• [THE DATA]
......

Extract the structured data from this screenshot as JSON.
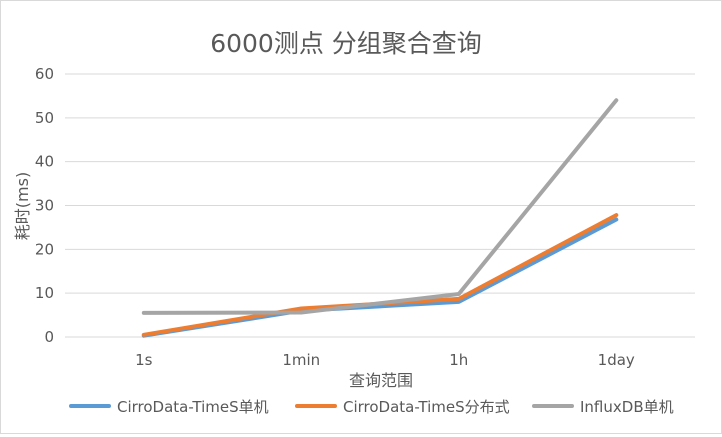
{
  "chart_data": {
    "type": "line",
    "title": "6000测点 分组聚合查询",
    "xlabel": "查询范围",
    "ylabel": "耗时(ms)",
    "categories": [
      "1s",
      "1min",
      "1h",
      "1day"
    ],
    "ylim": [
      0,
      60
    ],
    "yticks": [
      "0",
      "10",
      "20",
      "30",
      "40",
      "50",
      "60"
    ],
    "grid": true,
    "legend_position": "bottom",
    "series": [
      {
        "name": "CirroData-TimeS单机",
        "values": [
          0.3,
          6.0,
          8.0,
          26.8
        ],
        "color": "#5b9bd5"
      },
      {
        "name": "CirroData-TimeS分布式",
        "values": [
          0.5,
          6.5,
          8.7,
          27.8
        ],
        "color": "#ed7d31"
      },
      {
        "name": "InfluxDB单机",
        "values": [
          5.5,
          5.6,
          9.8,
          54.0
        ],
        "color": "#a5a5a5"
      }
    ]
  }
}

......

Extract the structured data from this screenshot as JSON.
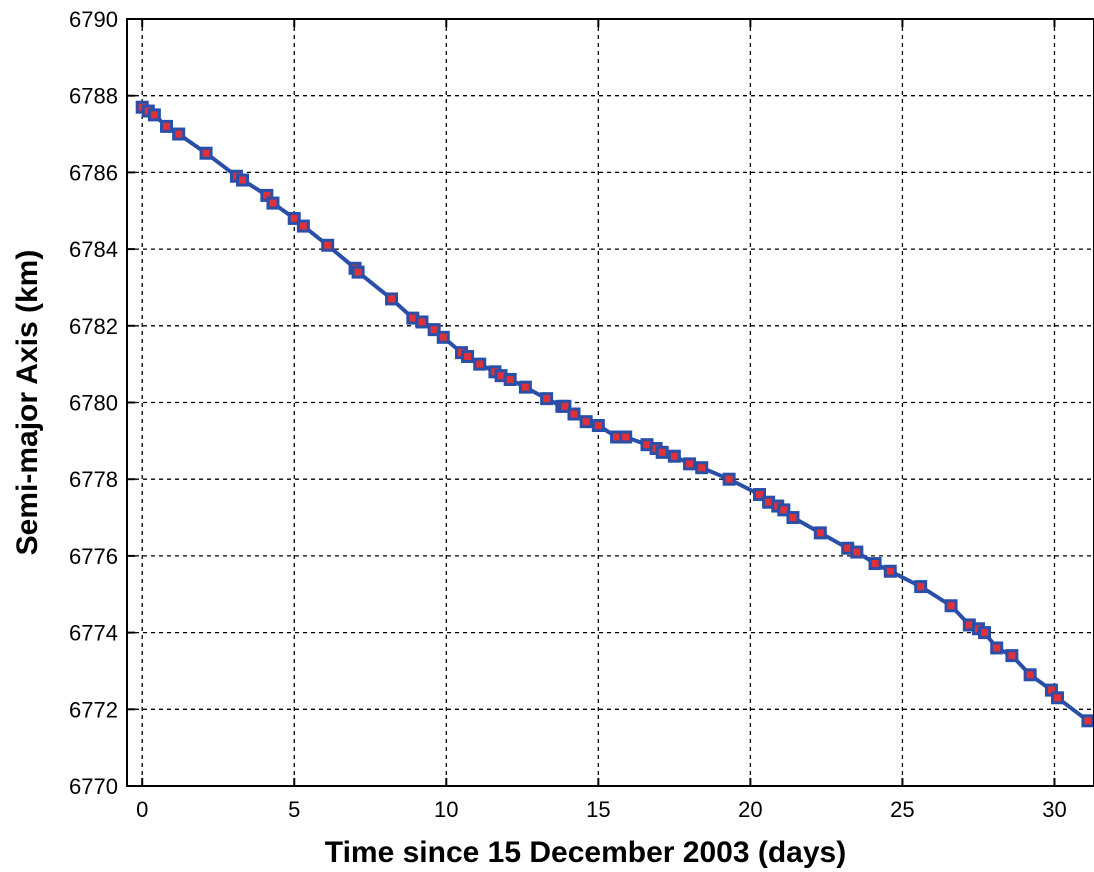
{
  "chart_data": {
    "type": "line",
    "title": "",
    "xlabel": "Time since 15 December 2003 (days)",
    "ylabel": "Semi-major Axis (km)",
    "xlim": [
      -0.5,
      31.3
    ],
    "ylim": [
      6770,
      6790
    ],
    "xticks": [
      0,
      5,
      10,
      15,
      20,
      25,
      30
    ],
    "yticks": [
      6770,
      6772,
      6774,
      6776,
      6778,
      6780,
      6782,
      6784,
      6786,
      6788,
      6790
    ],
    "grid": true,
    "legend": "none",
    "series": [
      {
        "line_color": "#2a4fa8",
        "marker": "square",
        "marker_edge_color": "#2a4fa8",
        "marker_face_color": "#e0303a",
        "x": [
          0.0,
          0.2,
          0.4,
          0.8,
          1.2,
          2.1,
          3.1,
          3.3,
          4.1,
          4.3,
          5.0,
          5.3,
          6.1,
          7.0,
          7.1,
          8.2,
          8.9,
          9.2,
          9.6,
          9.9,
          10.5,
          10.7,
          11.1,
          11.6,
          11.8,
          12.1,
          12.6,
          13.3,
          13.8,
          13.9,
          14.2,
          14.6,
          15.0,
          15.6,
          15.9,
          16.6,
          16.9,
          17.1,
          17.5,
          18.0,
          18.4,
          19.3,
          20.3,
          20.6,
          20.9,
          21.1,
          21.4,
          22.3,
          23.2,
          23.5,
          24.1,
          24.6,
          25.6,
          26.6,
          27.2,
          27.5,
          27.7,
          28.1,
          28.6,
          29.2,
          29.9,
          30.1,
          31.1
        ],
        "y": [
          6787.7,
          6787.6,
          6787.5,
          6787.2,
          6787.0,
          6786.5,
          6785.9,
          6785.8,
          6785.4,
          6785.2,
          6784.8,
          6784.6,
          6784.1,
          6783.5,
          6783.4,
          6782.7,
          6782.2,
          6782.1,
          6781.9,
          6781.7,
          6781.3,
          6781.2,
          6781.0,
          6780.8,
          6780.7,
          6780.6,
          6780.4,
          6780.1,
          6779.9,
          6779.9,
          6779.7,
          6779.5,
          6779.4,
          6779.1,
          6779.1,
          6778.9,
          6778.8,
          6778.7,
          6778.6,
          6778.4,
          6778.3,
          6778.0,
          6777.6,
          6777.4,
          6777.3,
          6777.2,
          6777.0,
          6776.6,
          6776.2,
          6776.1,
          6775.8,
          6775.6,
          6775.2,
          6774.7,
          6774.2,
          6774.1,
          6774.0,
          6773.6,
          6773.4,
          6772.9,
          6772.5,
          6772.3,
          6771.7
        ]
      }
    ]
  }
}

......

Search the data for "CirroData". Copy every matching line.

        "name": "CirroData-TimeS单机",
        "name": "CirroData-TimeS分布式",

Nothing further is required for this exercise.